◆ Problem statement ◆
Restate each of the lines below word for word and drop every picture.

◆ Entries from a visual dataset ◆
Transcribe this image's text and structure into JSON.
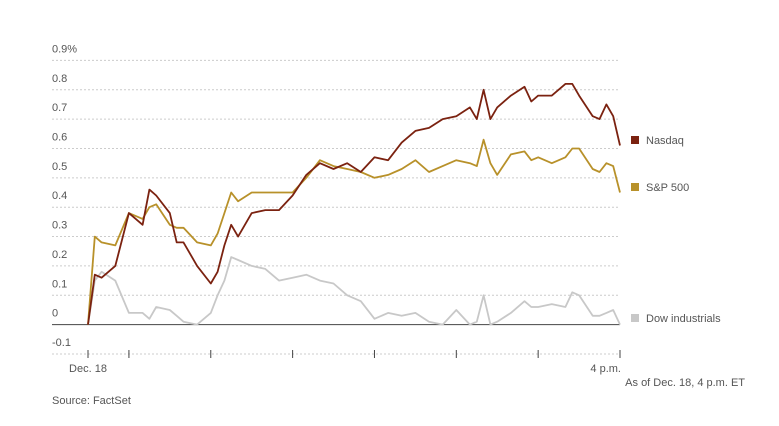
{
  "chart_data": {
    "type": "line",
    "x": [
      570,
      575,
      580,
      590,
      600,
      610,
      615,
      620,
      630,
      635,
      640,
      650,
      660,
      665,
      670,
      675,
      680,
      690,
      700,
      710,
      720,
      730,
      740,
      750,
      760,
      770,
      780,
      790,
      800,
      810,
      820,
      830,
      840,
      850,
      855,
      860,
      865,
      870,
      880,
      890,
      895,
      900,
      910,
      920,
      925,
      930,
      940,
      945,
      950,
      955,
      960
    ],
    "xlim": [
      570,
      960
    ],
    "xticks": [
      {
        "value": 570,
        "label": "Dec. 18"
      },
      {
        "value": 600,
        "label": null
      },
      {
        "value": 660,
        "label": null
      },
      {
        "value": 720,
        "label": null
      },
      {
        "value": 780,
        "label": null
      },
      {
        "value": 840,
        "label": null
      },
      {
        "value": 900,
        "label": null
      },
      {
        "value": 960,
        "label": "4 p.m."
      }
    ],
    "ylim": [
      -0.1,
      0.9
    ],
    "yticks": [
      -0.1,
      0,
      0.1,
      0.2,
      0.3,
      0.4,
      0.5,
      0.6,
      0.7,
      0.8,
      {
        "value": 0.9,
        "label": "0.9%"
      }
    ],
    "grid": true,
    "series": [
      {
        "name": "Nasdaq",
        "color": "#7b2210",
        "values": [
          0,
          0.17,
          0.16,
          0.2,
          0.38,
          0.34,
          0.46,
          0.44,
          0.38,
          0.28,
          0.28,
          0.2,
          0.14,
          0.18,
          0.27,
          0.34,
          0.3,
          0.38,
          0.39,
          0.39,
          0.44,
          0.51,
          0.55,
          0.53,
          0.55,
          0.52,
          0.57,
          0.56,
          0.62,
          0.66,
          0.67,
          0.7,
          0.71,
          0.74,
          0.7,
          0.8,
          0.7,
          0.74,
          0.78,
          0.81,
          0.76,
          0.78,
          0.78,
          0.82,
          0.82,
          0.78,
          0.71,
          0.7,
          0.75,
          0.71,
          0.61
        ]
      },
      {
        "name": "S&P 500",
        "color": "#b8912a",
        "values": [
          0,
          0.3,
          0.28,
          0.27,
          0.38,
          0.36,
          0.4,
          0.41,
          0.34,
          0.33,
          0.33,
          0.28,
          0.27,
          0.31,
          0.38,
          0.45,
          0.42,
          0.45,
          0.45,
          0.45,
          0.45,
          0.5,
          0.56,
          0.54,
          0.53,
          0.52,
          0.5,
          0.51,
          0.53,
          0.56,
          0.52,
          0.54,
          0.56,
          0.55,
          0.54,
          0.63,
          0.55,
          0.51,
          0.58,
          0.59,
          0.56,
          0.57,
          0.55,
          0.57,
          0.6,
          0.6,
          0.53,
          0.52,
          0.55,
          0.54,
          0.45
        ]
      },
      {
        "name": "Dow industrials",
        "color": "#c8c8c8",
        "values": [
          0,
          0.15,
          0.18,
          0.15,
          0.04,
          0.04,
          0.02,
          0.06,
          0.05,
          0.03,
          0.01,
          0,
          0.04,
          0.1,
          0.15,
          0.23,
          0.22,
          0.2,
          0.19,
          0.15,
          0.16,
          0.17,
          0.15,
          0.14,
          0.1,
          0.08,
          0.02,
          0.04,
          0.03,
          0.04,
          0.01,
          0,
          0.05,
          0,
          0.01,
          0.1,
          0,
          0.01,
          0.04,
          0.08,
          0.06,
          0.06,
          0.07,
          0.06,
          0.11,
          0.1,
          0.03,
          0.03,
          0.04,
          0.05,
          0
        ]
      }
    ],
    "note": "As of Dec. 18, 4 p.m. ET",
    "source": "Source: FactSet"
  }
}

◆ Result for this exercise ◆
Transcribe this image's text and structure into JSON.
{
  "chart_data": {
    "type": "line",
    "x": [
      570,
      575,
      580,
      590,
      600,
      610,
      615,
      620,
      630,
      635,
      640,
      650,
      660,
      665,
      670,
      675,
      680,
      690,
      700,
      710,
      720,
      730,
      740,
      750,
      760,
      770,
      780,
      790,
      800,
      810,
      820,
      830,
      840,
      850,
      855,
      860,
      865,
      870,
      880,
      890,
      895,
      900,
      910,
      920,
      925,
      930,
      940,
      945,
      950,
      955,
      960
    ],
    "xlim": [
      570,
      960
    ],
    "xticks": [
      {
        "value": 570,
        "label": "Dec. 18"
      },
      {
        "value": 600,
        "label": null
      },
      {
        "value": 660,
        "label": null
      },
      {
        "value": 720,
        "label": null
      },
      {
        "value": 780,
        "label": null
      },
      {
        "value": 840,
        "label": null
      },
      {
        "value": 900,
        "label": null
      },
      {
        "value": 960,
        "label": "4 p.m."
      }
    ],
    "ylim": [
      -0.1,
      0.9
    ],
    "yticks": [
      -0.1,
      0,
      0.1,
      0.2,
      0.3,
      0.4,
      0.5,
      0.6,
      0.7,
      0.8,
      {
        "value": 0.9,
        "label": "0.9%"
      }
    ],
    "grid": true,
    "series": [
      {
        "name": "Nasdaq",
        "color": "#7b2210",
        "values": [
          0,
          0.17,
          0.16,
          0.2,
          0.38,
          0.34,
          0.46,
          0.44,
          0.38,
          0.28,
          0.28,
          0.2,
          0.14,
          0.18,
          0.27,
          0.34,
          0.3,
          0.38,
          0.39,
          0.39,
          0.44,
          0.51,
          0.55,
          0.53,
          0.55,
          0.52,
          0.57,
          0.56,
          0.62,
          0.66,
          0.67,
          0.7,
          0.71,
          0.74,
          0.7,
          0.8,
          0.7,
          0.74,
          0.78,
          0.81,
          0.76,
          0.78,
          0.78,
          0.82,
          0.82,
          0.78,
          0.71,
          0.7,
          0.75,
          0.71,
          0.61
        ]
      },
      {
        "name": "S&P 500",
        "color": "#b8912a",
        "values": [
          0,
          0.3,
          0.28,
          0.27,
          0.38,
          0.36,
          0.4,
          0.41,
          0.34,
          0.33,
          0.33,
          0.28,
          0.27,
          0.31,
          0.38,
          0.45,
          0.42,
          0.45,
          0.45,
          0.45,
          0.45,
          0.5,
          0.56,
          0.54,
          0.53,
          0.52,
          0.5,
          0.51,
          0.53,
          0.56,
          0.52,
          0.54,
          0.56,
          0.55,
          0.54,
          0.63,
          0.55,
          0.51,
          0.58,
          0.59,
          0.56,
          0.57,
          0.55,
          0.57,
          0.6,
          0.6,
          0.53,
          0.52,
          0.55,
          0.54,
          0.45
        ]
      },
      {
        "name": "Dow industrials",
        "color": "#c8c8c8",
        "values": [
          0,
          0.15,
          0.18,
          0.15,
          0.04,
          0.04,
          0.02,
          0.06,
          0.05,
          0.03,
          0.01,
          0,
          0.04,
          0.1,
          0.15,
          0.23,
          0.22,
          0.2,
          0.19,
          0.15,
          0.16,
          0.17,
          0.15,
          0.14,
          0.1,
          0.08,
          0.02,
          0.04,
          0.03,
          0.04,
          0.01,
          0,
          0.05,
          0,
          0.01,
          0.1,
          0,
          0.01,
          0.04,
          0.08,
          0.06,
          0.06,
          0.07,
          0.06,
          0.11,
          0.1,
          0.03,
          0.03,
          0.04,
          0.05,
          0
        ]
      }
    ],
    "note": "As of Dec. 18, 4 p.m. ET",
    "source": "Source: FactSet"
  }
}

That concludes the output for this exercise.